BEGIN SOURCE RECORDS
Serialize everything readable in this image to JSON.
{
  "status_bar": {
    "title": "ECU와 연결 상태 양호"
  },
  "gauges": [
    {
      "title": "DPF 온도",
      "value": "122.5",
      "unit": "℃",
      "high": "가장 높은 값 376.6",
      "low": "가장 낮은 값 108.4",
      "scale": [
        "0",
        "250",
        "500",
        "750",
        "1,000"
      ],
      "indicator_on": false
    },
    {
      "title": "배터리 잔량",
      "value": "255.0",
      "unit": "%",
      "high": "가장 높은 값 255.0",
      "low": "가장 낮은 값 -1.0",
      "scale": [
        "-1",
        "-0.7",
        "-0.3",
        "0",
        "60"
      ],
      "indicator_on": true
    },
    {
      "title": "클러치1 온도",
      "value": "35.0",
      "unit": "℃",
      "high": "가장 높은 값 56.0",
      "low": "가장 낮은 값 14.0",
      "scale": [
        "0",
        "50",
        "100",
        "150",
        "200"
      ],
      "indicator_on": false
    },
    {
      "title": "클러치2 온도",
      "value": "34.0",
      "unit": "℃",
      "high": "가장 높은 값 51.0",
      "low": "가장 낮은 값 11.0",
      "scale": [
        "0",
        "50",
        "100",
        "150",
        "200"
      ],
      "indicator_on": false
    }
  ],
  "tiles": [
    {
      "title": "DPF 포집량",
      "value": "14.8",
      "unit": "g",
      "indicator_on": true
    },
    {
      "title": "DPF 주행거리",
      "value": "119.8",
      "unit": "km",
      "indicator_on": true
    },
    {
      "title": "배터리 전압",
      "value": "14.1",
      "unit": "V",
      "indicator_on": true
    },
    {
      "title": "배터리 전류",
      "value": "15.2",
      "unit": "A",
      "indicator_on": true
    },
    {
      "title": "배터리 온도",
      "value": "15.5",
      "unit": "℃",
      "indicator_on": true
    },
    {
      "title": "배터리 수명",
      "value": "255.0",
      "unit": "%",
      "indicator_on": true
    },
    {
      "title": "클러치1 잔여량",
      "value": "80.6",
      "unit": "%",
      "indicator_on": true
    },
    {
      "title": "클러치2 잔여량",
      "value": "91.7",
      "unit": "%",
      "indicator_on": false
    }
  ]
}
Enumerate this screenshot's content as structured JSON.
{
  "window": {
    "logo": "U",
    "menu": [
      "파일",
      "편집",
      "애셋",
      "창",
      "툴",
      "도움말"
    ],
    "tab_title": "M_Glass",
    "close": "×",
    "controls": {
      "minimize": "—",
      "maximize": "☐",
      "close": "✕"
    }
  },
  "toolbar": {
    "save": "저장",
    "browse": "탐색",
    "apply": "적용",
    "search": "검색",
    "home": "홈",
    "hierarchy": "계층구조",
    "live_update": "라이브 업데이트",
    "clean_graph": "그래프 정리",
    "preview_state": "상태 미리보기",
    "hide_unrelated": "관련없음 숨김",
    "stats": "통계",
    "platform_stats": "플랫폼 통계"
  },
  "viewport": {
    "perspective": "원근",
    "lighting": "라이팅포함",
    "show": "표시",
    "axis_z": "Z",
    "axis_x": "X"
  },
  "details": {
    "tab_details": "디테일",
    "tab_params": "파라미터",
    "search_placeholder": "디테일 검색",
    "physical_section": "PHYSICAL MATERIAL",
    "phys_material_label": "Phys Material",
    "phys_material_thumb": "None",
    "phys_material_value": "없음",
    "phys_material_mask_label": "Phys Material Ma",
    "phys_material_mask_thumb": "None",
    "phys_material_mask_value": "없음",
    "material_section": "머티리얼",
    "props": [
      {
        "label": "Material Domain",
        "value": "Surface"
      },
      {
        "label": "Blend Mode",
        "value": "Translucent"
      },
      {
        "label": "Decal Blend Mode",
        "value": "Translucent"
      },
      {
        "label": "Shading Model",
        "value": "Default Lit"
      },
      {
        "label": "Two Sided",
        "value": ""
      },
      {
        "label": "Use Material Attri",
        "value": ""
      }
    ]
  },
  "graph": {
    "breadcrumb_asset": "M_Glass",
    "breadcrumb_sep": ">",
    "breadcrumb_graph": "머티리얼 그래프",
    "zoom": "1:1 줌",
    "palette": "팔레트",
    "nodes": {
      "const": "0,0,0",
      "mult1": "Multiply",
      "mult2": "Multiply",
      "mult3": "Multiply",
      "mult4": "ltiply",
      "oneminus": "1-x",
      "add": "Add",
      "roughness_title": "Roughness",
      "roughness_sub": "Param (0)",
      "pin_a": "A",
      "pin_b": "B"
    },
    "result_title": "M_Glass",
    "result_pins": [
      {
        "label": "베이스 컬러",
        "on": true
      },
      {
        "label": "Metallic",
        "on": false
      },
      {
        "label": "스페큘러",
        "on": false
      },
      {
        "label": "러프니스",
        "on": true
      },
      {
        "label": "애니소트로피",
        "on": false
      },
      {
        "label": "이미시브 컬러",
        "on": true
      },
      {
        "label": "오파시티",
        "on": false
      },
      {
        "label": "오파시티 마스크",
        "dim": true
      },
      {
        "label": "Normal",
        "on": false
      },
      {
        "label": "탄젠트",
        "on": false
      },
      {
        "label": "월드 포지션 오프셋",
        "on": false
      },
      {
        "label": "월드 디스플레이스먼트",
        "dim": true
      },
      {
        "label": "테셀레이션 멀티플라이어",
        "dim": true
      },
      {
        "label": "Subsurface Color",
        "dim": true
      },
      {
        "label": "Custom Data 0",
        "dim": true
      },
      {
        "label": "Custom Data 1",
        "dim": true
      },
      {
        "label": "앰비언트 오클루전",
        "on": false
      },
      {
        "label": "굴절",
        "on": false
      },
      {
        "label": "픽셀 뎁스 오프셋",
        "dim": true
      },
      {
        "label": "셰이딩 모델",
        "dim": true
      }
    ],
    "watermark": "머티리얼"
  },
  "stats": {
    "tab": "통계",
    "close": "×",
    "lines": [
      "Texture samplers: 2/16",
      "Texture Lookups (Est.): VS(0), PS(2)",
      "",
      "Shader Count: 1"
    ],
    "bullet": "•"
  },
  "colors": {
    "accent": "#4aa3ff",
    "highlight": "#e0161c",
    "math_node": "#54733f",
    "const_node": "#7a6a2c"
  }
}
END SOURCE RECORDS
> **WRITTEN REQUEST**
Restate the data above exactly, keeping each word as it stands.

> **RESPONSE TO THE EXERCISE**
Serialize everything readable in this image to JSON.
{
  "status_bar": {
    "title": "ECU와 연결 상태 양호"
  },
  "gauges": [
    {
      "title": "DPF 온도",
      "value": "122.5",
      "unit": "℃",
      "high": "가장 높은 값 376.6",
      "low": "가장 낮은 값 108.4",
      "scale": [
        "0",
        "250",
        "500",
        "750",
        "1,000"
      ],
      "indicator_on": false
    },
    {
      "title": "배터리 잔량",
      "value": "255.0",
      "unit": "%",
      "high": "가장 높은 값 255.0",
      "low": "가장 낮은 값 -1.0",
      "scale": [
        "-1",
        "-0.7",
        "-0.3",
        "0",
        "60"
      ],
      "indicator_on": true
    },
    {
      "title": "클러치1 온도",
      "value": "35.0",
      "unit": "℃",
      "high": "가장 높은 값 56.0",
      "low": "가장 낮은 값 14.0",
      "scale": [
        "0",
        "50",
        "100",
        "150",
        "200"
      ],
      "indicator_on": false
    },
    {
      "title": "클러치2 온도",
      "value": "34.0",
      "unit": "℃",
      "high": "가장 높은 값 51.0",
      "low": "가장 낮은 값 11.0",
      "scale": [
        "0",
        "50",
        "100",
        "150",
        "200"
      ],
      "indicator_on": false
    }
  ],
  "tiles": [
    {
      "title": "DPF 포집량",
      "value": "14.8",
      "unit": "g",
      "indicator_on": true
    },
    {
      "title": "DPF 주행거리",
      "value": "119.8",
      "unit": "km",
      "indicator_on": true
    },
    {
      "title": "배터리 전압",
      "value": "14.1",
      "unit": "V",
      "indicator_on": true
    },
    {
      "title": "배터리 전류",
      "value": "15.2",
      "unit": "A",
      "indicator_on": true
    },
    {
      "title": "배터리 온도",
      "value": "15.5",
      "unit": "℃",
      "indicator_on": true
    },
    {
      "title": "배터리 수명",
      "value": "255.0",
      "unit": "%",
      "indicator_on": true
    },
    {
      "title": "클러치1 잔여량",
      "value": "80.6",
      "unit": "%",
      "indicator_on": true
    },
    {
      "title": "클러치2 잔여량",
      "value": "91.7",
      "unit": "%",
      "indicator_on": false
    }
  ]
}
Enumerate this screenshot's content as structured JSON.
{
  "window": {
    "logo": "U",
    "menu": [
      "파일",
      "편집",
      "애셋",
      "창",
      "툴",
      "도움말"
    ],
    "tab_title": "M_Glass",
    "close": "×",
    "controls": {
      "minimize": "—",
      "maximize": "☐",
      "close": "✕"
    }
  },
  "toolbar": {
    "save": "저장",
    "browse": "탐색",
    "apply": "적용",
    "search": "검색",
    "home": "홈",
    "hierarchy": "계층구조",
    "live_update": "라이브 업데이트",
    "clean_graph": "그래프 정리",
    "preview_state": "상태 미리보기",
    "hide_unrelated": "관련없음 숨김",
    "stats": "통계",
    "platform_stats": "플랫폼 통계"
  },
  "viewport": {
    "perspective": "원근",
    "lighting": "라이팅포함",
    "show": "표시",
    "axis_z": "Z",
    "axis_x": "X"
  },
  "details": {
    "tab_details": "디테일",
    "tab_params": "파라미터",
    "search_placeholder": "디테일 검색",
    "physical_section": "PHYSICAL MATERIAL",
    "phys_material_label": "Phys Material",
    "phys_material_thumb": "None",
    "phys_material_value": "없음",
    "phys_material_mask_label": "Phys Material Ma",
    "phys_material_mask_thumb": "None",
    "phys_material_mask_value": "없음",
    "material_section": "머티리얼",
    "props": [
      {
        "label": "Material Domain",
        "value": "Surface"
      },
      {
        "label": "Blend Mode",
        "value": "Translucent"
      },
      {
        "label": "Decal Blend Mode",
        "value": "Translucent"
      },
      {
        "label": "Shading Model",
        "value": "Default Lit"
      },
      {
        "label": "Two Sided",
        "value": ""
      },
      {
        "label": "Use Material Attri",
        "value": ""
      }
    ]
  },
  "graph": {
    "breadcrumb_asset": "M_Glass",
    "breadcrumb_sep": ">",
    "breadcrumb_graph": "머티리얼 그래프",
    "zoom": "1:1 줌",
    "palette": "팔레트",
    "nodes": {
      "const": "0,0,0",
      "mult1": "Multiply",
      "mult2": "Multiply",
      "mult3": "Multiply",
      "mult4": "ltiply",
      "oneminus": "1-x",
      "add": "Add",
      "roughness_title": "Roughness",
      "roughness_sub": "Param (0)",
      "pin_a": "A",
      "pin_b": "B"
    },
    "result_title": "M_Glass",
    "result_pins": [
      {
        "label": "베이스 컬러",
        "on": true
      },
      {
        "label": "Metallic",
        "on": false
      },
      {
        "label": "스페큘러",
        "on": false
      },
      {
        "label": "러프니스",
        "on": true
      },
      {
        "label": "애니소트로피",
        "on": false
      },
      {
        "label": "이미시브 컬러",
        "on": true
      },
      {
        "label": "오파시티",
        "on": false
      },
      {
        "label": "오파시티 마스크",
        "dim": true
      },
      {
        "label": "Normal",
        "on": false
      },
      {
        "label": "탄젠트",
        "on": false
      },
      {
        "label": "월드 포지션 오프셋",
        "on": false
      },
      {
        "label": "월드 디스플레이스먼트",
        "dim": true
      },
      {
        "label": "테셀레이션 멀티플라이어",
        "dim": true
      },
      {
        "label": "Subsurface Color",
        "dim": true
      },
      {
        "label": "Custom Data 0",
        "dim": true
      },
      {
        "label": "Custom Data 1",
        "dim": true
      },
      {
        "label": "앰비언트 오클루전",
        "on": false
      },
      {
        "label": "굴절",
        "on": false
      },
      {
        "label": "픽셀 뎁스 오프셋",
        "dim": true
      },
      {
        "label": "셰이딩 모델",
        "dim": true
      }
    ],
    "watermark": "머티리얼"
  },
  "stats": {
    "tab": "통계",
    "close": "×",
    "lines": [
      "Texture samplers: 2/16",
      "Texture Lookups (Est.): VS(0), PS(2)",
      "",
      "Shader Count: 1"
    ],
    "bullet": "•"
  },
  "colors": {
    "accent": "#4aa3ff",
    "highlight": "#e0161c",
    "math_node": "#54733f",
    "const_node": "#7a6a2c"
  }
}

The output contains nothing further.